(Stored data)
-- START --

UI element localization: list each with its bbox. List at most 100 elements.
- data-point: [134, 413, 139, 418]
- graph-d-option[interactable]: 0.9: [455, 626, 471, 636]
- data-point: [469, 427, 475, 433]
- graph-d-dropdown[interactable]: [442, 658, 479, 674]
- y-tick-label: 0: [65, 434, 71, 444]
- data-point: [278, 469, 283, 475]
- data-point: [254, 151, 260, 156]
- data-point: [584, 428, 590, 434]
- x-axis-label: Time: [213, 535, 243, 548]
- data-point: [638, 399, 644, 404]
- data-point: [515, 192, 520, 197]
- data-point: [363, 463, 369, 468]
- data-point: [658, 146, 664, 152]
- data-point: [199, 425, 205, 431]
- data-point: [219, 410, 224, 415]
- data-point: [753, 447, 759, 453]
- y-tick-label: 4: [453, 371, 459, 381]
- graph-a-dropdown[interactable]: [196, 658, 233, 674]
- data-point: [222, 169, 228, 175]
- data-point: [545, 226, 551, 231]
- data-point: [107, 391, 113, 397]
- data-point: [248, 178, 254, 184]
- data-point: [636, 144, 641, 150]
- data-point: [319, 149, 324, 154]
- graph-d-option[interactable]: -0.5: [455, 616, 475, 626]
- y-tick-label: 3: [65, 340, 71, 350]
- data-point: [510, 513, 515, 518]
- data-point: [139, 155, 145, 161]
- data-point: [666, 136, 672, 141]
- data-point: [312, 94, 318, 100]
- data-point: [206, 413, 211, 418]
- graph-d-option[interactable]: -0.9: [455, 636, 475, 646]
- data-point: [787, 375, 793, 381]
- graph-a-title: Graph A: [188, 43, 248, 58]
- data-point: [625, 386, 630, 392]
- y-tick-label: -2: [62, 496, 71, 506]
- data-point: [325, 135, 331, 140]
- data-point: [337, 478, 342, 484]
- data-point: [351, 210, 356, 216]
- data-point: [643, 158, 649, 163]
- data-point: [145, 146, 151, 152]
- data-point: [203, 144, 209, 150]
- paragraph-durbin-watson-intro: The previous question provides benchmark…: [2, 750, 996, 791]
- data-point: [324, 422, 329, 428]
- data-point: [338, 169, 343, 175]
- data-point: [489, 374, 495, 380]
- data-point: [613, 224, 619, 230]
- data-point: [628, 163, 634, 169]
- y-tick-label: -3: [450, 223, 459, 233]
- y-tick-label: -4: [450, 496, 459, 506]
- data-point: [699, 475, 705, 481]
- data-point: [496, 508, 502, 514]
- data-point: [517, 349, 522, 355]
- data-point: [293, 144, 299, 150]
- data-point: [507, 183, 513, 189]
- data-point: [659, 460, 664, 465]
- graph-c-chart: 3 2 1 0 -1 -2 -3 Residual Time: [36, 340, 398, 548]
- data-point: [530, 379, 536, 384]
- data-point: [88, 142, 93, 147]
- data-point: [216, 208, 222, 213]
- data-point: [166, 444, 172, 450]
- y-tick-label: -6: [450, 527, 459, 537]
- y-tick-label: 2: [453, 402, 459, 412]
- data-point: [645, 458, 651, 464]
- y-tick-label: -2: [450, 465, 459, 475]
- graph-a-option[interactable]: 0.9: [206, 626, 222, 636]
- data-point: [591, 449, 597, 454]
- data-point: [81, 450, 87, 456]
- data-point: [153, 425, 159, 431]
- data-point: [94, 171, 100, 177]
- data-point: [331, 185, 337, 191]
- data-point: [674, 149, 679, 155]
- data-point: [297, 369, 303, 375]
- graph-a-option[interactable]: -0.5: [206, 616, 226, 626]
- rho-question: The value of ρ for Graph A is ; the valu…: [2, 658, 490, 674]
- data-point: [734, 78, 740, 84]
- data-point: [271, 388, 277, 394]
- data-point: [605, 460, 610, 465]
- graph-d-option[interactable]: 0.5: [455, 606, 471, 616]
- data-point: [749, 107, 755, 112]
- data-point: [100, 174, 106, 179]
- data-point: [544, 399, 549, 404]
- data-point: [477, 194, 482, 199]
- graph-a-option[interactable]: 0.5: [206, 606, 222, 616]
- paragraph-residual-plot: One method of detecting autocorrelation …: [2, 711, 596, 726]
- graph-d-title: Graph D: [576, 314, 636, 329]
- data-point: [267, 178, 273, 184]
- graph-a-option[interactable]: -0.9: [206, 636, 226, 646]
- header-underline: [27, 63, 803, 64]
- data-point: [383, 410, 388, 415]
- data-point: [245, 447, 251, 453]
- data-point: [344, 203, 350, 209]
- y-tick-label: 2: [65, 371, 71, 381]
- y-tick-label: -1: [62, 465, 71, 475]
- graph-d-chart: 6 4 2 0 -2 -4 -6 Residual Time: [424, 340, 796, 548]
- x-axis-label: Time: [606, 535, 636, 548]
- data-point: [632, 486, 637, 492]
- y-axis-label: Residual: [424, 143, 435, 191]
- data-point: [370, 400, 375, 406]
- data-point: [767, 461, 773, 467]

-- END --

> [WHAT IS EXPECTED]: Can you copy out word for word the records from their first line through the line containing "- data-point: [88, 142, 93, 147]", including both of those lines?

> [FULL SOLUTION]:
UI element localization: list each with its bbox. List at most 100 elements.
- data-point: [134, 413, 139, 418]
- graph-d-option[interactable]: 0.9: [455, 626, 471, 636]
- data-point: [469, 427, 475, 433]
- graph-d-dropdown[interactable]: [442, 658, 479, 674]
- y-tick-label: 0: [65, 434, 71, 444]
- data-point: [278, 469, 283, 475]
- data-point: [254, 151, 260, 156]
- data-point: [584, 428, 590, 434]
- x-axis-label: Time: [213, 535, 243, 548]
- data-point: [638, 399, 644, 404]
- data-point: [515, 192, 520, 197]
- data-point: [363, 463, 369, 468]
- data-point: [658, 146, 664, 152]
- data-point: [199, 425, 205, 431]
- data-point: [219, 410, 224, 415]
- data-point: [753, 447, 759, 453]
- y-tick-label: 4: [453, 371, 459, 381]
- graph-a-dropdown[interactable]: [196, 658, 233, 674]
- data-point: [222, 169, 228, 175]
- data-point: [545, 226, 551, 231]
- data-point: [107, 391, 113, 397]
- data-point: [248, 178, 254, 184]
- data-point: [636, 144, 641, 150]
- data-point: [319, 149, 324, 154]
- graph-d-option[interactable]: -0.5: [455, 616, 475, 626]
- y-tick-label: 3: [65, 340, 71, 350]
- data-point: [510, 513, 515, 518]
- data-point: [139, 155, 145, 161]
- data-point: [666, 136, 672, 141]
- data-point: [312, 94, 318, 100]
- data-point: [206, 413, 211, 418]
- graph-d-option[interactable]: -0.9: [455, 636, 475, 646]
- data-point: [787, 375, 793, 381]
- graph-a-title: Graph A: [188, 43, 248, 58]
- data-point: [625, 386, 630, 392]
- y-tick-label: -2: [62, 496, 71, 506]
- data-point: [325, 135, 331, 140]
- data-point: [337, 478, 342, 484]
- data-point: [351, 210, 356, 216]
- data-point: [643, 158, 649, 163]
- data-point: [145, 146, 151, 152]
- data-point: [203, 144, 209, 150]
- paragraph-durbin-watson-intro: The previous question provides benchmark…: [2, 750, 996, 791]
- data-point: [324, 422, 329, 428]
- data-point: [338, 169, 343, 175]
- data-point: [489, 374, 495, 380]
- data-point: [613, 224, 619, 230]
- data-point: [628, 163, 634, 169]
- y-tick-label: -3: [450, 223, 459, 233]
- y-tick-label: -4: [450, 496, 459, 506]
- data-point: [699, 475, 705, 481]
- data-point: [496, 508, 502, 514]
- data-point: [517, 349, 522, 355]
- data-point: [293, 144, 299, 150]
- data-point: [507, 183, 513, 189]
- data-point: [659, 460, 664, 465]
- graph-c-chart: 3 2 1 0 -1 -2 -3 Residual Time: [36, 340, 398, 548]
- data-point: [530, 379, 536, 384]
- data-point: [88, 142, 93, 147]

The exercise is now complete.